▶ [Your task] Summarize the post on Canadian film screenings and neglected tax shelter films in three sentences.

▶ [Selected text]
================
Canada’s Top 10, Doc Soup, and CanCon 101: Death Ship (1980)

January 5, 2013 | By

Perhaps inspired by the standard director intro + film screening + audience Q&A inherent to film festival screenings, The Bloor Cinema sometimes offers screenings featuring directors and guests as part of a value-added package. This week’s selection includes Doc Soup: Portrait of Wally with director Andrew Shea for post-screening Q&As; and scheduled guests for Cinema Politica Presents: Doctors from the Dark Side.

CanCon is top-lined at the TIFF Bell Lightbox’ Canada’s Top 10 which offers separate screenings of feature films and short films grouped a pair of A + B one hour programmes, and director Sarah Polley is taking part in a Mavericks Q&A this afternoon.

Now, the TBL’s series presents a contemporary selection of highly-regarded work by the country’s talent, and by and large most new works tend to get some level of play – largely because there’s a group of programmers determined to remind Canadians there are new works constantly being produced in spite of the generic American fodder that riddles the marquees of large cinemas – the chains owned & operated by primarily U.S. – based corporations with little interest in promoting local talent. If Skyfall can bring in millions in ticket and concessions sales, why bother with an indie film that gets virtually no publicity beyond coverage by attentive reviewers?

Enhance the neglect to older films, and we return once again to that vast pool of films no one knows exist, be they indie films of genuine artistic merit, critically praised classics never released on video, or tax shelter flicks larded with ex-pats for CanCon points to ensure investors earned their tax write-off.

The few tax shelter films on DVD tend to be released by American or some European labels because no one cares here, and admitted, why would a label concerned with bulk catalogue sales to ancillary markets want to spend money on a special edition, let alone a bare bones release of a banal production featuring aging stars.

The irony is that for the few that have achieved cult status (most in the horror genre), some were profitable during their theatrical, cable TV, and home video runs, and sometimes network sales. Alvin Rakoff’s City on Fire (1979) was reportedly in the black before it had completed principle photography because the savvy producers had presold it to a U.S. network. We’re talking about a low budget disaster film set in New York City, but shot in Montreal.

Come on: tell me this doesn't make you just a little curious. One of the best poster designs of the early 80s.

It’s available on DVD in Germany and Spain (of course), but not here, probably because its owners feel it’s better to license than produce. The chief problem is there aren’t many indie labels willing to pay the license rights to create a special edition release, which makes Rakoff’s Death Ship [M] the most unique; unlike Happy Birthday to Me (1981), for example, Death Ship was never distributed by a major American studio.

Death Ship is not a particularly good film. It has sloppy continuity gaffes everywhere, and yet it retains some weird cult status because of its simple plot involving cruise ship survivors trapped on a ghost ship, as originally conceived by veteran exploitation filmmaker Jack Hill (Switchblade Sisters).
================
▶ [Stored rows]

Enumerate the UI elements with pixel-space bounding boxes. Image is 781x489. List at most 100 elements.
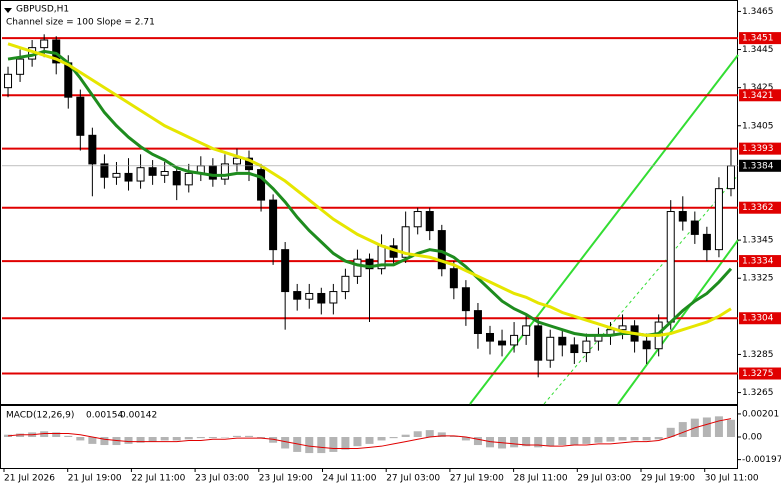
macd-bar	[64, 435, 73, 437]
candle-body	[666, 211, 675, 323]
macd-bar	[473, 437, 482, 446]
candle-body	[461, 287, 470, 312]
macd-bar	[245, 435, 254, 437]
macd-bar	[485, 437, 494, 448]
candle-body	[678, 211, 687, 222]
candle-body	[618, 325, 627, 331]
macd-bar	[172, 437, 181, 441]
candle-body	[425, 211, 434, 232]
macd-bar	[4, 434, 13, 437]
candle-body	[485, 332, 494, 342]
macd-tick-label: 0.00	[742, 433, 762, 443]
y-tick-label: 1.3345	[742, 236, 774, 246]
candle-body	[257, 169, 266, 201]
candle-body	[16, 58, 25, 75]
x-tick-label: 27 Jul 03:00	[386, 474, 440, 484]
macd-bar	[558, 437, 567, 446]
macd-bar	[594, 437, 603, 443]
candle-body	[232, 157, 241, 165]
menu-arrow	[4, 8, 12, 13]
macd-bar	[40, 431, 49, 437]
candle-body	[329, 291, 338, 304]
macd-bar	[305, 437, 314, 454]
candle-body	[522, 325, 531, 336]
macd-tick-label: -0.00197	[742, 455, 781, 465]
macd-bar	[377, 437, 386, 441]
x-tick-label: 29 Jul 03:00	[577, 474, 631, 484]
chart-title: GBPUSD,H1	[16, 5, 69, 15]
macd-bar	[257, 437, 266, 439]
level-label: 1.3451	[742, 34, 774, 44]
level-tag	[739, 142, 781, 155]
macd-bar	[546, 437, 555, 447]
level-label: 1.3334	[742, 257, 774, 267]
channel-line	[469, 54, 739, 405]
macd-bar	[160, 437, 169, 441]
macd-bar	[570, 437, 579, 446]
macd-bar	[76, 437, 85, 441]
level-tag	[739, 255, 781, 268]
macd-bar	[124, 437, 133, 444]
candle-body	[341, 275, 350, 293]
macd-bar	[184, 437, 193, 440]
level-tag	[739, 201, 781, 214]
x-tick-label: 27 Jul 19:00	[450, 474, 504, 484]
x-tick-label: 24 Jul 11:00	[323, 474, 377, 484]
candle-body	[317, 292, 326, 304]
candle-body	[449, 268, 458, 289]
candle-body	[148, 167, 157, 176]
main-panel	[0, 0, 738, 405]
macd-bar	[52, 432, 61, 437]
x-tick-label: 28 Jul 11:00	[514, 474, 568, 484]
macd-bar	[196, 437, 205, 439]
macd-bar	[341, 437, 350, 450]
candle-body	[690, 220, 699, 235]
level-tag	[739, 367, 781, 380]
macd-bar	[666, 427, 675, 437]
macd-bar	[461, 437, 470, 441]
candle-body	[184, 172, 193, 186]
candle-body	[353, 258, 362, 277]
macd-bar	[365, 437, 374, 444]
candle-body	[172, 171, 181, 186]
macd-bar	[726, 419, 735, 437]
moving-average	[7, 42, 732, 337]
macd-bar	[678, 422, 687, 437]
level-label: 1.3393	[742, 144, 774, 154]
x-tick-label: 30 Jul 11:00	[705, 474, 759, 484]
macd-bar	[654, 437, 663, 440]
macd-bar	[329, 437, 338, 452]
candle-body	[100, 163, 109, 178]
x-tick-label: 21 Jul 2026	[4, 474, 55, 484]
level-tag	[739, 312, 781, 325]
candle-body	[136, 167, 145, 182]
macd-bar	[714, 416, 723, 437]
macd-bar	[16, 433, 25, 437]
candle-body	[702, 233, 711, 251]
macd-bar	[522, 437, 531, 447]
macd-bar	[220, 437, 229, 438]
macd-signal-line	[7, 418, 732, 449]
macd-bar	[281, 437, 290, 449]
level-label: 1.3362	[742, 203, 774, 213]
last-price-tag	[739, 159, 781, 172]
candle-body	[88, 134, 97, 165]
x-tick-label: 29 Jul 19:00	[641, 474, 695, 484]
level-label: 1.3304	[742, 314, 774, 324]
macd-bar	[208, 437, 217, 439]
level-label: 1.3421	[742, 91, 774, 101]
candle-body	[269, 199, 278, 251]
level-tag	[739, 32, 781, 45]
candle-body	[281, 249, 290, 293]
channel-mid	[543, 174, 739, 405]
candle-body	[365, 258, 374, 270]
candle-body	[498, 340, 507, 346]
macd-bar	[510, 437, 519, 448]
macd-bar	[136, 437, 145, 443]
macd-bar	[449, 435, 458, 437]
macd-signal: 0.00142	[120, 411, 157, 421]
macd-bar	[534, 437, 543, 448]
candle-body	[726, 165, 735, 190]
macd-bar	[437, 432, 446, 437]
================
▶ [Response below] The Bloor Cinema sometimes pairs screenings with directors and guests, and the TIFF Bell Lightbox's Canada's Top 10 series presents highly regarded contemporary work by the country's talent, while the large cinema chains owned by primarily U.S.-based corporations show little interest in promoting local talent. Older Canadian films, including tax shelter productions, are even more neglected, and the few tax shelter films on DVD tend to be released by American or European labels. Death Ship is not a particularly good film and has continuity gaffes, yet it keeps a cult status because of its simple plot about cruise ship survivors trapped on a ghost ship.